*Article*:

------------

COURT OF APPEALS OF NEBRASKA
Jun 8, 2021
29 Neb. App. 940 (Neb. Ct. App. 2021)

Opinion

No. A-20-642.

06-08-2021

Tosha SCHMUNK and Jason Schmunk, appellees, v. AQUATIC SOLUTIONS, appellant.

Drew Lefler, pro se. No appearance for appellees.


Drew Lefler, pro se.

No appearance for appellees.

Pirtle, Chief Judge, and Moore and Bishop, Judges.

Moore, Judge. INTRODUCTION

Tosha Schmunk and Jason Schmunk filed an action in the county court for Cheyenne County, sitting as a small claims court, against "Drew Lefler, Aquatic Solutions." We have referred to the party sued in this case as "Lefler," except when otherwise necessary to our discussion of the issues on appeal. The small claims court entered judgment in favor of the Schmunks. Lefler appealed, pro se, to the district court, which dismissed his appeal. Lefler then appealed to this court. For the reasons set forth herein, we reverse the district court's dismissal of Lefler's appeal and remand the cause for further proceedings.

STATEMENT OF FACTS

On November 21, 2019, the Schmunks filed an action in the small claims court, alleging that "the Defendents [sic] company" used deceptive trade practices in the marketing of a vacuum cleaner. Service was accomplished on "Aquatic Solutions % Drew Le[f]ler."

An evidentiary hearing was held, and the small claims court heard testimony from the Schmunks and Lefler and received several documentary exhibits. In his testimony, Lefler asserted that the Schmunks failed to properly and timely cancel their order for the vacuum and were bound by the parties’ contract to pay for it. On June 11, 2020, the small claims court entered judgment in favor of the Schmunks in the amount of $2,883.65 plus costs. The order specified that judgment was entered against "Aquatic Solutions."

Lefler appealed to the district court. The notice of appeal identifies the appellant as "Drew Lefler." Lefler appeared pro se at the district court hearing, during which the bill of exceptions from the small claims court hearing was received as an exhibit.

------------

*Problems*:
(a) In two sentences, summarize the court opinion.
(b) State whether each statement agrees with the court opinion, answering yes or no and quoting the words of the opinion that decide it: (i) The small claims court entered judgment against Drew Lefler personally. (ii) The Schmunks filed their action on November 21, 2019. (iii) The appellees were represented by counsel before the Court of Appeals.
The listing after this opinion comes from a different source.

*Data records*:
------------

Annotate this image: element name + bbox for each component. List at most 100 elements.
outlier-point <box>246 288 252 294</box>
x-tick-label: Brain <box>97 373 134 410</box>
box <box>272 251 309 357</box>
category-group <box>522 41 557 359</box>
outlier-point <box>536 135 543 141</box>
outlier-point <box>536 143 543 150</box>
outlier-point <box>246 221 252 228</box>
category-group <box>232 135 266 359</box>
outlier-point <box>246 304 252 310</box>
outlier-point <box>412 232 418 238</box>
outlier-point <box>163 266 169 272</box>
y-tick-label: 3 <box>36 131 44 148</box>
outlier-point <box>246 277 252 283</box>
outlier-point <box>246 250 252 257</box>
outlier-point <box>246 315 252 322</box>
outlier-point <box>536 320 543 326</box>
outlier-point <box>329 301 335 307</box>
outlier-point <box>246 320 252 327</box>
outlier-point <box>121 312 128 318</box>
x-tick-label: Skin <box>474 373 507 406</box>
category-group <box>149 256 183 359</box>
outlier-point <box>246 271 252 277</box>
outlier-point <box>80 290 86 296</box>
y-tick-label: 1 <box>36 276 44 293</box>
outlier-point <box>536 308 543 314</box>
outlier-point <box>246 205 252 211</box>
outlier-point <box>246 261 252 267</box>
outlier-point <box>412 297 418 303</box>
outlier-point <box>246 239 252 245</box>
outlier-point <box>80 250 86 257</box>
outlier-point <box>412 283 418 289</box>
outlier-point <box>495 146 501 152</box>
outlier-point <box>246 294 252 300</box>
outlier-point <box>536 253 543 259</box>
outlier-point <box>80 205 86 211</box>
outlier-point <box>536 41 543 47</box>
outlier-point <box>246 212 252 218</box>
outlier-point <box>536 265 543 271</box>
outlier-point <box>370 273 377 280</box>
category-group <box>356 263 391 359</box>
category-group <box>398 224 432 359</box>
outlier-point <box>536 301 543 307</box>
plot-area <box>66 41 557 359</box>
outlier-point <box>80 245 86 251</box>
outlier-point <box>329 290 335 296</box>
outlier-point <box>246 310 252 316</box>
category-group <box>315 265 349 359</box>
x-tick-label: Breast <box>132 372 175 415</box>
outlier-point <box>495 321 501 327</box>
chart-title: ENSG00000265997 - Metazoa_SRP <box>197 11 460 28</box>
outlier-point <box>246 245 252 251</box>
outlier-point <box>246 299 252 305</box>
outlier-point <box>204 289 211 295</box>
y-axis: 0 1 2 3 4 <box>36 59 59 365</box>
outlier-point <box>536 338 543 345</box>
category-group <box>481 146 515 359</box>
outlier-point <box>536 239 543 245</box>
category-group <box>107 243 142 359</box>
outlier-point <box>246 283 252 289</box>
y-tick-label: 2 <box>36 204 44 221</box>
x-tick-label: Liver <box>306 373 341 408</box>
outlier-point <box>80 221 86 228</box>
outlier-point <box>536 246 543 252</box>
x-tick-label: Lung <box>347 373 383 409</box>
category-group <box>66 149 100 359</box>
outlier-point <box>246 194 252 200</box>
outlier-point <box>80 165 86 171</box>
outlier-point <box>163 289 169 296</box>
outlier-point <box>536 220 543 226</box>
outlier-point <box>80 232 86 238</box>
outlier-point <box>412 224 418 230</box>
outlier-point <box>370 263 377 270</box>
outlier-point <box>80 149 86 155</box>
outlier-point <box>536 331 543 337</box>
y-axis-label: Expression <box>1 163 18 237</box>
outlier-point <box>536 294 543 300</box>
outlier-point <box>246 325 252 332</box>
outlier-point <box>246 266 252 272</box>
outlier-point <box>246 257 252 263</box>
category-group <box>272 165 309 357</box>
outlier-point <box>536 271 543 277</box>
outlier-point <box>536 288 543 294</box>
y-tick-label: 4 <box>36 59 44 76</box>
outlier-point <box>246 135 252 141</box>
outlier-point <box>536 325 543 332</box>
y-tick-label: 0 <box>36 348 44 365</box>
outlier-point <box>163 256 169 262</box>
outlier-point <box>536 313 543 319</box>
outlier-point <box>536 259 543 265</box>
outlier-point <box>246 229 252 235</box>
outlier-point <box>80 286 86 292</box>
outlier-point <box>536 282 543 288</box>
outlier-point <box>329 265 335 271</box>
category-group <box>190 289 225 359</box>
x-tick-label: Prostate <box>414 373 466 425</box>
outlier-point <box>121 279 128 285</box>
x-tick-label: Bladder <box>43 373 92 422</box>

------------

*Expected responses*:
(a) The Schmunks sued "Drew Lefler, Aquatic Solutions" in small claims court, alleging deceptive trade practices in the marketing of a vacuum cleaner, and that court entered judgment of $2,883.65 plus costs against "Aquatic Solutions." Lefler appealed pro se to the district court, which dismissed his appeal, and the Court of Appeals reverses that dismissal and remands the cause for further proceedings.

(b)
(i) No: "The order specified that judgment was entered against "Aquatic Solutions.""
(ii) Yes: "On November 21, 2019, the Schmunks filed an action in the small claims court"
(iii) No: "No appearance for appellees."